◆ What is required
Wherever a line holds the word "temperature", copy that line out.

:: Provided information ::

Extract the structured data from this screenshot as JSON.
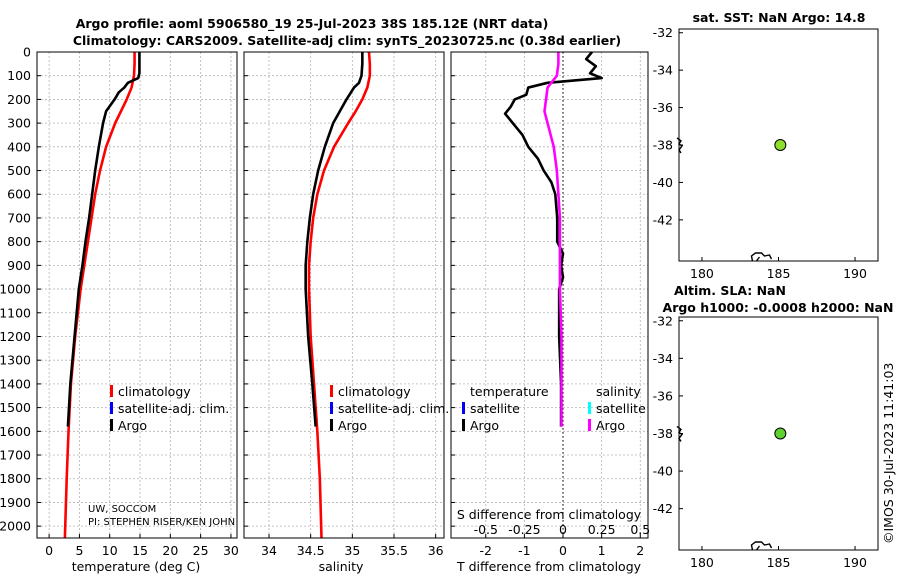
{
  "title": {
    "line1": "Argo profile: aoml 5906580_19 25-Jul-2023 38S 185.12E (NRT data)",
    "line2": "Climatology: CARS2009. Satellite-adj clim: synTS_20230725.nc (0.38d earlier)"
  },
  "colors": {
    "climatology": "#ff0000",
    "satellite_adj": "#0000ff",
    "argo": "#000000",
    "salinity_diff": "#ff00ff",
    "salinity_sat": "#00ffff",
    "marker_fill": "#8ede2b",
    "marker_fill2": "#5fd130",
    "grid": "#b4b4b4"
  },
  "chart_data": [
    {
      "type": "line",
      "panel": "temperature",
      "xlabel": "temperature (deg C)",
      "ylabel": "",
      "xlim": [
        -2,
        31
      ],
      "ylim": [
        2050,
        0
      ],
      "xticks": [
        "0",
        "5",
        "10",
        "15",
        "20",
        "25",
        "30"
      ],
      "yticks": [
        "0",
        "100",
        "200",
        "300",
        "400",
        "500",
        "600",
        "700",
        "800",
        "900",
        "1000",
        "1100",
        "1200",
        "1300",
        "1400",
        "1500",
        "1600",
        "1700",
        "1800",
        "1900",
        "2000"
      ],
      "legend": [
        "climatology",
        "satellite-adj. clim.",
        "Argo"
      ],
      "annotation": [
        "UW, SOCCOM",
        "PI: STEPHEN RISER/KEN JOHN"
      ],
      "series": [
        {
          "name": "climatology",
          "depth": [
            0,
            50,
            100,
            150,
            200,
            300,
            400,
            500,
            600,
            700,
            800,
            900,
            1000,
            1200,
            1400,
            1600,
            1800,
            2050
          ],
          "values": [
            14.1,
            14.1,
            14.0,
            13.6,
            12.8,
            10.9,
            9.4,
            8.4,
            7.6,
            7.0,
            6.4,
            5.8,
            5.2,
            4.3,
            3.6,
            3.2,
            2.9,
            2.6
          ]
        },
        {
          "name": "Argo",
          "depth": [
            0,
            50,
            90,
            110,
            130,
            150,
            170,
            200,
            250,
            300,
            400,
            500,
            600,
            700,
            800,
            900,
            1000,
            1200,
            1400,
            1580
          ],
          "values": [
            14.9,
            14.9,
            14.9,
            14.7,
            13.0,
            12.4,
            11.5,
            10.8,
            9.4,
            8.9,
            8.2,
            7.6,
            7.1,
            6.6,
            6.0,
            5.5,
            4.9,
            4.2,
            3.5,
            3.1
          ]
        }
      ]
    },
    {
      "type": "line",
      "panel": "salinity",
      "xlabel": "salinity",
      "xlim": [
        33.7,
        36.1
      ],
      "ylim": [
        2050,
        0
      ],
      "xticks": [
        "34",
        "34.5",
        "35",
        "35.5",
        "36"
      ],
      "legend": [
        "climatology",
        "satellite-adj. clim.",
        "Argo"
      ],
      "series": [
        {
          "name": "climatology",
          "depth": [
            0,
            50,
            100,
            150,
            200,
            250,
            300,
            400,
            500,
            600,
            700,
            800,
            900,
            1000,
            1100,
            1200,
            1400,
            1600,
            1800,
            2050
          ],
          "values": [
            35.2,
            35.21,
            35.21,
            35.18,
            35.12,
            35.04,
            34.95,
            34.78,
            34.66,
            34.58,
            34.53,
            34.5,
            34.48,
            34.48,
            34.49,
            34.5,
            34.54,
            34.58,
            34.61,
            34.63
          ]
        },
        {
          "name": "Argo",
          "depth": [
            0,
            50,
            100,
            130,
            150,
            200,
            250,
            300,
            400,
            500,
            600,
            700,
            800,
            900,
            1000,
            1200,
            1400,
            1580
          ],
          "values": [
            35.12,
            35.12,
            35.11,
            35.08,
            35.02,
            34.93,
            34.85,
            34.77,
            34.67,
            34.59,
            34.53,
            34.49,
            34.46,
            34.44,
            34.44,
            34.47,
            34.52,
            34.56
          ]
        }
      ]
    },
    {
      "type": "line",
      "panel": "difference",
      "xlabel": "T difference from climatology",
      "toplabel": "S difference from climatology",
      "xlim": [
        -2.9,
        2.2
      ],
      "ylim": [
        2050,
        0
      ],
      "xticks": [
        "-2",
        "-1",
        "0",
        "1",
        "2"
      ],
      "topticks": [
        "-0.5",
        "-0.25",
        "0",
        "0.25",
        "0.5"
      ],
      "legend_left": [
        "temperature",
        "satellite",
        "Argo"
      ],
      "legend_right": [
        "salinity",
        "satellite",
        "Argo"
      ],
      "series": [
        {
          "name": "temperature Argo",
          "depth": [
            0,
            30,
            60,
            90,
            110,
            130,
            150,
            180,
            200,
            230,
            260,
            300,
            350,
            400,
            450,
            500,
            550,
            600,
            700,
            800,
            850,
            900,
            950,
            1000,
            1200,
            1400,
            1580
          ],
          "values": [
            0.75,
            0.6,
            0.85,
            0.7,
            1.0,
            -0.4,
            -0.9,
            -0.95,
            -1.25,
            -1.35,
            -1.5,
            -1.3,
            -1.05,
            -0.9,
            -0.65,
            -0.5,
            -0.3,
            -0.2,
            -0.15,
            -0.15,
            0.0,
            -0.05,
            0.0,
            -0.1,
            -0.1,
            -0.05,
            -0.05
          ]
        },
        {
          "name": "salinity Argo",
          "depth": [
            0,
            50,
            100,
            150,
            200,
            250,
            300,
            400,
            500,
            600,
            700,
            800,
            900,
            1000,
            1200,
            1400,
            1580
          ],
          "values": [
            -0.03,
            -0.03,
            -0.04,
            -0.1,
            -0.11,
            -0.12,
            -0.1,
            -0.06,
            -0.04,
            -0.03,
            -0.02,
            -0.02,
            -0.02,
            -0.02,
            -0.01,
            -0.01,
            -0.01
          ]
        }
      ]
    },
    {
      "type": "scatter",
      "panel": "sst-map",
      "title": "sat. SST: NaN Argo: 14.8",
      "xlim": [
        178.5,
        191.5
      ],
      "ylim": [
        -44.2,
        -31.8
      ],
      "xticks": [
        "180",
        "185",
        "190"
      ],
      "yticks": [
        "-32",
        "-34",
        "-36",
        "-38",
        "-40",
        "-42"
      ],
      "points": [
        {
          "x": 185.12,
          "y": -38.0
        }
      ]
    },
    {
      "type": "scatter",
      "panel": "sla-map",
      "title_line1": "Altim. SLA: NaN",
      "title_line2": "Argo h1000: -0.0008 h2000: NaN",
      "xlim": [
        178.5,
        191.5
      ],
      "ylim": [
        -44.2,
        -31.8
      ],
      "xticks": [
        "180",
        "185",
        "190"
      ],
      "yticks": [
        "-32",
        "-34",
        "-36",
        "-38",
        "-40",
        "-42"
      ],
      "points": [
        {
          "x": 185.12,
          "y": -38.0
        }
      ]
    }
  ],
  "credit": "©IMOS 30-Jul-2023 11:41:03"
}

:::
:: Provided information ::

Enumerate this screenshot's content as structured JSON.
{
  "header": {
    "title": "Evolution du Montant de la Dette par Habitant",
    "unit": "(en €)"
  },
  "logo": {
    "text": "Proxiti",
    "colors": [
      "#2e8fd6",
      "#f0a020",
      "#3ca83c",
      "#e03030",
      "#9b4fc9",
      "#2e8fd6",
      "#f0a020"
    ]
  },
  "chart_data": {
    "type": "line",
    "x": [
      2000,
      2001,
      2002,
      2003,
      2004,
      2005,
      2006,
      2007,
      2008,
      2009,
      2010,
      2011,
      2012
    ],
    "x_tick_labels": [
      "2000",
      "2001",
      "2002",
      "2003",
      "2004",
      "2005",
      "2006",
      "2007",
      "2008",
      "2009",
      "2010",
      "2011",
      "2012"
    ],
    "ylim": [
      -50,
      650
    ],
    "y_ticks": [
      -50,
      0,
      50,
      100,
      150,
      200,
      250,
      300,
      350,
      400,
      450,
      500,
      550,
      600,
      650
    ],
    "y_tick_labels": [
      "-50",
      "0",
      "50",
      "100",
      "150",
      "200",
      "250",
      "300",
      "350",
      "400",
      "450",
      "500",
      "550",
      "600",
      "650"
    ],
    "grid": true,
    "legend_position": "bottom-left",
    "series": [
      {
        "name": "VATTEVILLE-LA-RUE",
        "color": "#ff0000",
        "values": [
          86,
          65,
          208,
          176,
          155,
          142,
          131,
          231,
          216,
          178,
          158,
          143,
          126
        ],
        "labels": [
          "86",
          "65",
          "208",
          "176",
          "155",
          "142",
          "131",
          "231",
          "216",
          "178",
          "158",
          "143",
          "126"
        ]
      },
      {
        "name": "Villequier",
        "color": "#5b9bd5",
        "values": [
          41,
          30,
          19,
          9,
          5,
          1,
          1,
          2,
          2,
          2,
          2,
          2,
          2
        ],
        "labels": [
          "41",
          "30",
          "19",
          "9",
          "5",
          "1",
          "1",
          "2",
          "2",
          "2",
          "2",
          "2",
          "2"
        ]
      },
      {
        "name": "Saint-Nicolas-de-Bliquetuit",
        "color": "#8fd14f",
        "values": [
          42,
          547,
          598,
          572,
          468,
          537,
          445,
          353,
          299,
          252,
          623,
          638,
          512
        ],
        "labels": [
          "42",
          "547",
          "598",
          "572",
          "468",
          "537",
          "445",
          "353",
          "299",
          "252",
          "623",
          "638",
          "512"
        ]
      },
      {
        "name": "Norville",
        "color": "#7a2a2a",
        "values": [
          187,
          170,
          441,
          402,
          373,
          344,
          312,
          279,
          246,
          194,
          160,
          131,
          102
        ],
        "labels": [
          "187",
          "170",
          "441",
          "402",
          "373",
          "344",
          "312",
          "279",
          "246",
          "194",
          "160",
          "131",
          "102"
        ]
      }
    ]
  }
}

:::
:: Provided information ::

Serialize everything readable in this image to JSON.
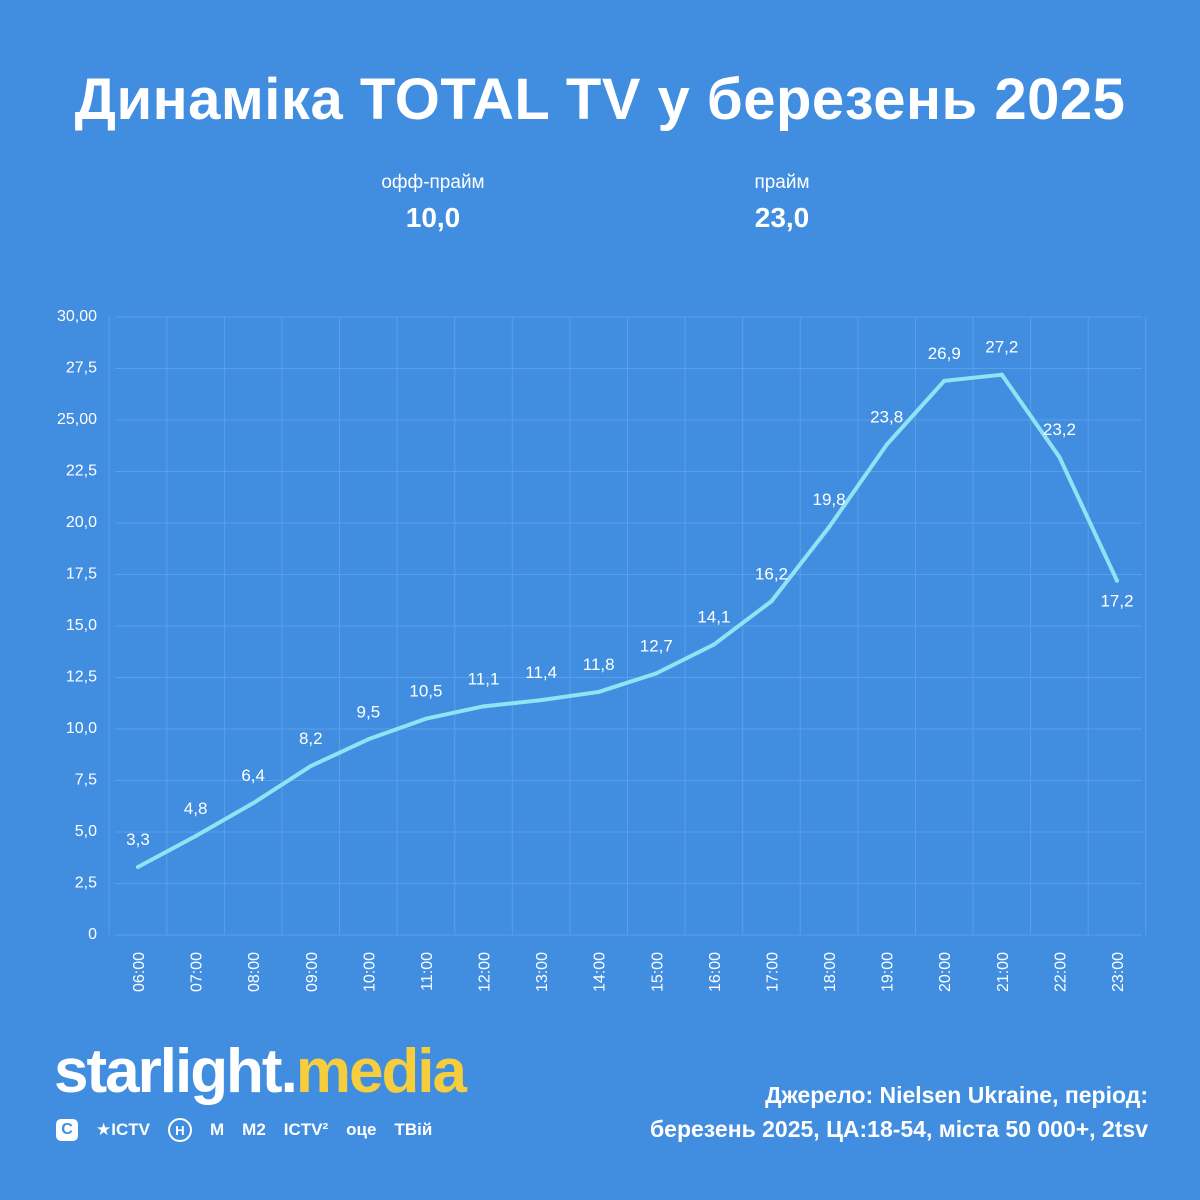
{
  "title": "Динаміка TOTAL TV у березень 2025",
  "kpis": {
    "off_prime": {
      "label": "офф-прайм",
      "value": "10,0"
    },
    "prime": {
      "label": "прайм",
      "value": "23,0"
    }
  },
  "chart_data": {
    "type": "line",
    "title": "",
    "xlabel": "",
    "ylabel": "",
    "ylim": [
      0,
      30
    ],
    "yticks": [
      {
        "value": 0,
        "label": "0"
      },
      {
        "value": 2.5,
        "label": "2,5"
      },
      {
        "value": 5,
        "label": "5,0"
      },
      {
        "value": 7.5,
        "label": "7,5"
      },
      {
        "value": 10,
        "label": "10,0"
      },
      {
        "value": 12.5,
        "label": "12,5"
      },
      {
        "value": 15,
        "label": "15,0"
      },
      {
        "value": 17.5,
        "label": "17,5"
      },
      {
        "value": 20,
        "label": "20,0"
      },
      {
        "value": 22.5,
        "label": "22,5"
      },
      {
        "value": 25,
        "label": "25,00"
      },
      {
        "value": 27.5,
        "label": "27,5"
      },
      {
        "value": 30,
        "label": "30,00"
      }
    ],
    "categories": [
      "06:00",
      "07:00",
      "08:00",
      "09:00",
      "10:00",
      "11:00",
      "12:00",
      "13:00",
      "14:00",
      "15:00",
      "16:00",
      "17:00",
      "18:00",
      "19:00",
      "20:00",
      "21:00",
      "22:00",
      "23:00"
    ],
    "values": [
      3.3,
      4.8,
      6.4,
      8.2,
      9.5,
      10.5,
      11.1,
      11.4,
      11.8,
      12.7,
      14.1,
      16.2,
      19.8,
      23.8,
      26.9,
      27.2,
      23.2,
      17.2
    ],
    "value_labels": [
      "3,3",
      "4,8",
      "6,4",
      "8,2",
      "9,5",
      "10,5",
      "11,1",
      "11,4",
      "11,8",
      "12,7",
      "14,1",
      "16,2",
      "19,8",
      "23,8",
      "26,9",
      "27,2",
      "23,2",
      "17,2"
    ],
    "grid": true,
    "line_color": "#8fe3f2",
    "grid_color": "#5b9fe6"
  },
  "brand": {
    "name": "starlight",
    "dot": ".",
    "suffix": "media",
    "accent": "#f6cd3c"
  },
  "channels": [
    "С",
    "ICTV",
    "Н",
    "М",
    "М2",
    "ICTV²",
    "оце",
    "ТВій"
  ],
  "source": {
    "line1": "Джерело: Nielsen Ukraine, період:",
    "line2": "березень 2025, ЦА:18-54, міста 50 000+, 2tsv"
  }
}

:::

◆ Response to this exercise
      "panel": "temperature",
      "xlabel": "temperature (deg C)",
        "temperature",
          "name": "temperature Argo",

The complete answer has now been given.